> [Task description] Each entry has to be copied exactly, with nothing missed.

[Dataset rows about figures]
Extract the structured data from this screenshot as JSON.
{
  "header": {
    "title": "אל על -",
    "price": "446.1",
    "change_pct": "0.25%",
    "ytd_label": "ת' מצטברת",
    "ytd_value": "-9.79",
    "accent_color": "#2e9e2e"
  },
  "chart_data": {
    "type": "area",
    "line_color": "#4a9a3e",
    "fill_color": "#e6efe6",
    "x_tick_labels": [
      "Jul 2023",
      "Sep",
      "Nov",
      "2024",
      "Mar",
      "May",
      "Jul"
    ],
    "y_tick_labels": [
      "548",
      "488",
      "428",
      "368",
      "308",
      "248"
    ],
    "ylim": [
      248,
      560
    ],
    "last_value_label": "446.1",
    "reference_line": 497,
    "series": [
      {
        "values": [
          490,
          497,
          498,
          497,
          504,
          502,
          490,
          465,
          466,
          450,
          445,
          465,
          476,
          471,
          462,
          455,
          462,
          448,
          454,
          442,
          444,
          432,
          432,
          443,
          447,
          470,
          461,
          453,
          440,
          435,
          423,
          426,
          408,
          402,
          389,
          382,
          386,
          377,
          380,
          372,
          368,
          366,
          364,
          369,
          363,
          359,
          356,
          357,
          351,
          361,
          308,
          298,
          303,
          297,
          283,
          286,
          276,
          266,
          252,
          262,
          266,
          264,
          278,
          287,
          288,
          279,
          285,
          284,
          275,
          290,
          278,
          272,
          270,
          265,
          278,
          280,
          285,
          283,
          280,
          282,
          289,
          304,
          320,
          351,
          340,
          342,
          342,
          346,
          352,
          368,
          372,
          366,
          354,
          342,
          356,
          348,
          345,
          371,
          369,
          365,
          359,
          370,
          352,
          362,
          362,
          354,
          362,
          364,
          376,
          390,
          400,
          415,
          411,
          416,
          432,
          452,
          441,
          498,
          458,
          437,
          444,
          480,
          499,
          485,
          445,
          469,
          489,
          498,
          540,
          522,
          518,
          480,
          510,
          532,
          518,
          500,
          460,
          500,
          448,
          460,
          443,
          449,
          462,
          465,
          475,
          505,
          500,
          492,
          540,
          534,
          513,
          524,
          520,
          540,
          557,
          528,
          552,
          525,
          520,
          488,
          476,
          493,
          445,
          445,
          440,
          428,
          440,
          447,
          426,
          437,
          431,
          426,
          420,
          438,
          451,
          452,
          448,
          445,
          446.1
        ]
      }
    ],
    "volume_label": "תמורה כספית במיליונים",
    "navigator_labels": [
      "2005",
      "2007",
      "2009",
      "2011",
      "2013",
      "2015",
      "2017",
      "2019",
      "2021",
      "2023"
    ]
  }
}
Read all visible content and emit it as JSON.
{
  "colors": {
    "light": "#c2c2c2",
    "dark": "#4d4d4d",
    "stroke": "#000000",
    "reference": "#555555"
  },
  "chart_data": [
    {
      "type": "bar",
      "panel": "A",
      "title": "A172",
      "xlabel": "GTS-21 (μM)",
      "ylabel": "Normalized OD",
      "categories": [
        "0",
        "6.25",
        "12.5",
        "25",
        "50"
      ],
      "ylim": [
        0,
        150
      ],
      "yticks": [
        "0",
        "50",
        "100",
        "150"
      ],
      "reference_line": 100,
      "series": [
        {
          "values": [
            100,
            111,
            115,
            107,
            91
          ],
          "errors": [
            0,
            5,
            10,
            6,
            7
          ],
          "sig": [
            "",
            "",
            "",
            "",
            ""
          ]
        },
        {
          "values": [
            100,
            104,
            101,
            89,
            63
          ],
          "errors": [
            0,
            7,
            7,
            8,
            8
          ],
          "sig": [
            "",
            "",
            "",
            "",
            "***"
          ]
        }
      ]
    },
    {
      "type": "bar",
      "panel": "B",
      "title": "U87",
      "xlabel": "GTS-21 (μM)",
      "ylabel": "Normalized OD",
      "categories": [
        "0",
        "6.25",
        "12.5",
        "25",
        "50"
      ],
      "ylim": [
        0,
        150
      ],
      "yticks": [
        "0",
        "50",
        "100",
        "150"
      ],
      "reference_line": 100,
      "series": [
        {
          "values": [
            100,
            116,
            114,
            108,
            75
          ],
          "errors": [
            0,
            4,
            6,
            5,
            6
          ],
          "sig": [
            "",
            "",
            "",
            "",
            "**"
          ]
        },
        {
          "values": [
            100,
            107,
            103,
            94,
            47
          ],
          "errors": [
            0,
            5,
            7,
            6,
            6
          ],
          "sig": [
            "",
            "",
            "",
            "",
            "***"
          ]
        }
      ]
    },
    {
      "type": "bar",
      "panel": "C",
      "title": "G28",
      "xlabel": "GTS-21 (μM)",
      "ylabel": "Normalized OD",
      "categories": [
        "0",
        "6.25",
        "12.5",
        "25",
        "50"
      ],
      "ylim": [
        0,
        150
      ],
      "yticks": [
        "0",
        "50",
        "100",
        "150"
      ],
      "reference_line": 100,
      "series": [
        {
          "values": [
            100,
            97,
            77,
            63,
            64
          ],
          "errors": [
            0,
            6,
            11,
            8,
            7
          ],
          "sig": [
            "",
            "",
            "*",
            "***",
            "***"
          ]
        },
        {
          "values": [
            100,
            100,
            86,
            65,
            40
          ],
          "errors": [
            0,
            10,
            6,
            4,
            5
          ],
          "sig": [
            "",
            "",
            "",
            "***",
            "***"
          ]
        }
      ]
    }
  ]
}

> [The response]
Extract the structured data from this screenshot as JSON.
{
  "header": {
    "title": "אל על -",
    "price": "446.1",
    "change_pct": "0.25%",
    "ytd_label": "ת' מצטברת",
    "ytd_value": "-9.79",
    "accent_color": "#2e9e2e"
  },
  "chart_data": {
    "type": "area",
    "line_color": "#4a9a3e",
    "fill_color": "#e6efe6",
    "x_tick_labels": [
      "Jul 2023",
      "Sep",
      "Nov",
      "2024",
      "Mar",
      "May",
      "Jul"
    ],
    "y_tick_labels": [
      "548",
      "488",
      "428",
      "368",
      "308",
      "248"
    ],
    "ylim": [
      248,
      560
    ],
    "last_value_label": "446.1",
    "reference_line": 497,
    "series": [
      {
        "values": [
          490,
          497,
          498,
          497,
          504,
          502,
          490,
          465,
          466,
          450,
          445,
          465,
          476,
          471,
          462,
          455,
          462,
          448,
          454,
          442,
          444,
          432,
          432,
          443,
          447,
          470,
          461,
          453,
          440,
          435,
          423,
          426,
          408,
          402,
          389,
          382,
          386,
          377,
          380,
          372,
          368,
          366,
          364,
          369,
          363,
          359,
          356,
          357,
          351,
          361,
          308,
          298,
          303,
          297,
          283,
          286,
          276,
          266,
          252,
          262,
          266,
          264,
          278,
          287,
          288,
          279,
          285,
          284,
          275,
          290,
          278,
          272,
          270,
          265,
          278,
          280,
          285,
          283,
          280,
          282,
          289,
          304,
          320,
          351,
          340,
          342,
          342,
          346,
          352,
          368,
          372,
          366,
          354,
          342,
          356,
          348,
          345,
          371,
          369,
          365,
          359,
          370,
          352,
          362,
          362,
          354,
          362,
          364,
          376,
          390,
          400,
          415,
          411,
          416,
          432,
          452,
          441,
          498,
          458,
          437,
          444,
          480,
          499,
          485,
          445,
          469,
          489,
          498,
          540,
          522,
          518,
          480,
          510,
          532,
          518,
          500,
          460,
          500,
          448,
          460,
          443,
          449,
          462,
          465,
          475,
          505,
          500,
          492,
          540,
          534,
          513,
          524,
          520,
          540,
          557,
          528,
          552,
          525,
          520,
          488,
          476,
          493,
          445,
          445,
          440,
          428,
          440,
          447,
          426,
          437,
          431,
          426,
          420,
          438,
          451,
          452,
          448,
          445,
          446.1
        ]
      }
    ],
    "volume_label": "תמורה כספית במיליונים",
    "navigator_labels": [
      "2005",
      "2007",
      "2009",
      "2011",
      "2013",
      "2015",
      "2017",
      "2019",
      "2021",
      "2023"
    ]
  }
}
Read all visible content and emit it as JSON.
{
  "colors": {
    "light": "#c2c2c2",
    "dark": "#4d4d4d",
    "stroke": "#000000",
    "reference": "#555555"
  },
  "chart_data": [
    {
      "type": "bar",
      "panel": "A",
      "title": "A172",
      "xlabel": "GTS-21 (μM)",
      "ylabel": "Normalized OD",
      "categories": [
        "0",
        "6.25",
        "12.5",
        "25",
        "50"
      ],
      "ylim": [
        0,
        150
      ],
      "yticks": [
        "0",
        "50",
        "100",
        "150"
      ],
      "reference_line": 100,
      "series": [
        {
          "values": [
            100,
            111,
            115,
            107,
            91
          ],
          "errors": [
            0,
            5,
            10,
            6,
            7
          ],
          "sig": [
            "",
            "",
            "",
            "",
            ""
          ]
        },
        {
          "values": [
            100,
            104,
            101,
            89,
            63
          ],
          "errors": [
            0,
            7,
            7,
            8,
            8
          ],
          "sig": [
            "",
            "",
            "",
            "",
            "***"
          ]
        }
      ]
    },
    {
      "type": "bar",
      "panel": "B",
      "title": "U87",
      "xlabel": "GTS-21 (μM)",
      "ylabel": "Normalized OD",
      "categories": [
        "0",
        "6.25",
        "12.5",
        "25",
        "50"
      ],
      "ylim": [
        0,
        150
      ],
      "yticks": [
        "0",
        "50",
        "100",
        "150"
      ],
      "reference_line": 100,
      "series": [
        {
          "values": [
            100,
            116,
            114,
            108,
            75
          ],
          "errors": [
            0,
            4,
            6,
            5,
            6
          ],
          "sig": [
            "",
            "",
            "",
            "",
            "**"
          ]
        },
        {
          "values": [
            100,
            107,
            103,
            94,
            47
          ],
          "errors": [
            0,
            5,
            7,
            6,
            6
          ],
          "sig": [
            "",
            "",
            "",
            "",
            "***"
          ]
        }
      ]
    },
    {
      "type": "bar",
      "panel": "C",
      "title": "G28",
      "xlabel": "GTS-21 (μM)",
      "ylabel": "Normalized OD",
      "categories": [
        "0",
        "6.25",
        "12.5",
        "25",
        "50"
      ],
      "ylim": [
        0,
        150
      ],
      "yticks": [
        "0",
        "50",
        "100",
        "150"
      ],
      "reference_line": 100,
      "series": [
        {
          "values": [
            100,
            97,
            77,
            63,
            64
          ],
          "errors": [
            0,
            6,
            11,
            8,
            7
          ],
          "sig": [
            "",
            "",
            "*",
            "***",
            "***"
          ]
        },
        {
          "values": [
            100,
            100,
            86,
            65,
            40
          ],
          "errors": [
            0,
            10,
            6,
            4,
            5
          ],
          "sig": [
            "",
            "",
            "",
            "***",
            "***"
          ]
        }
      ]
    }
  ]
}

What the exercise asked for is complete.